-- SET EXERCISE --
State how many lines contain the string "法治斜桥", and write nothing else.

-- MATERIAL FOR THIS EXERCISE --
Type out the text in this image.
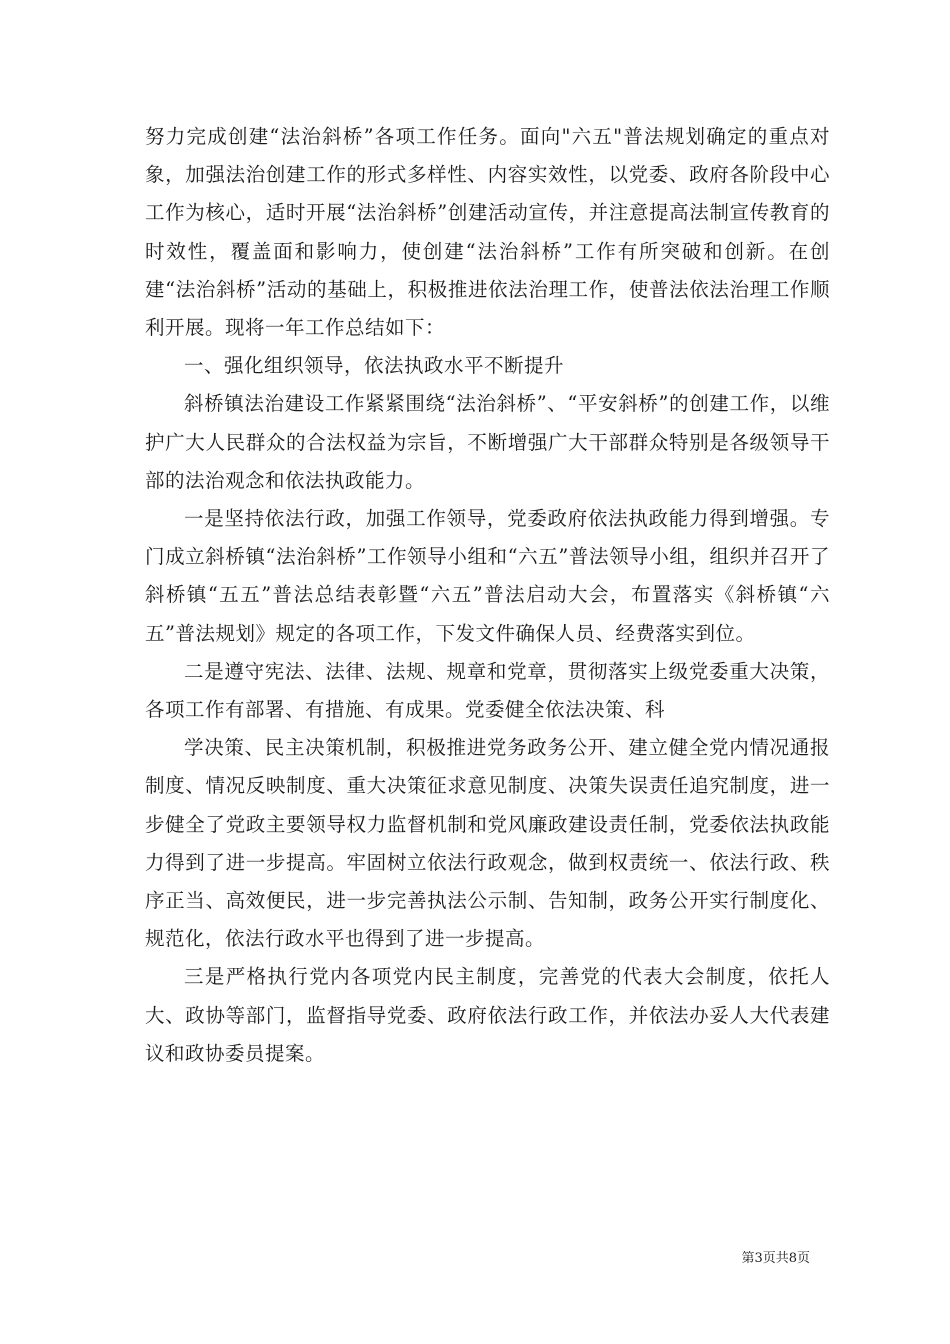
努力完成创建“法治斜桥”各项工作任务。面向"六五"普法规划确定的重点对象，加强法治创建工作的形式多样性、内容实效性，以党委、政府各阶段中心工作为核心，适时开展“法治斜桥”创建活动宣传，并注意提高法制宣传教育的时效性，覆盖面和影响力，使创建“法治斜桥”工作有所突破和创新。在创建“法治斜桥”活动的基础上，积极推进依法治理工作，使普法依法治理工作顺利开展。现将一年工作总结如下：

一、强化组织领导，依法执政水平不断提升

斜桥镇法治建设工作紧紧围绕“法治斜桥”、“平安斜桥”的创建工作，以维护广大人民群众的合法权益为宗旨，不断增强广大干部群众特别是各级领导干部的法治观念和依法执政能力。

一是坚持依法行政，加强工作领导，党委政府依法执政能力得到增强。专门成立斜桥镇“法治斜桥”工作领导小组和“六五”普法领导小组，组织并召开了斜桥镇“五五”普法总结表彰暨“六五”普法启动大会，布置落实《斜桥镇“六五”普法规划》规定的各项工作，下发文件确保人员、经费落实到位。

二是遵守宪法、法律、法规、规章和党章，贯彻落实上级党委重大决策，各项工作有部署、有措施、有成果。党委健全依法决策、科

学决策、民主决策机制，积极推进党务政务公开、建立健全党内情况通报制度、情况反映制度、重大决策征求意见制度、决策失误责任追究制度，进一步健全了党政主要领导权力监督机制和党风廉政建设责任制，党委依法执政能力得到了进一步提高。牢固树立依法行政观念，做到权责统一、依法行政、秩序正当、高效便民，进一步完善执法公示制、告知制，政务公开实行制度化、规范化，依法行政水平也得到了进一步提高。

三是严格执行党内各项党内民主制度，完善党的代表大会制度，依托人大、政协等部门，监督指导党委、政府依法行政工作，并依法办妥人大代表建议和政协委员提案。

第3页共8页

-- REPLY --
3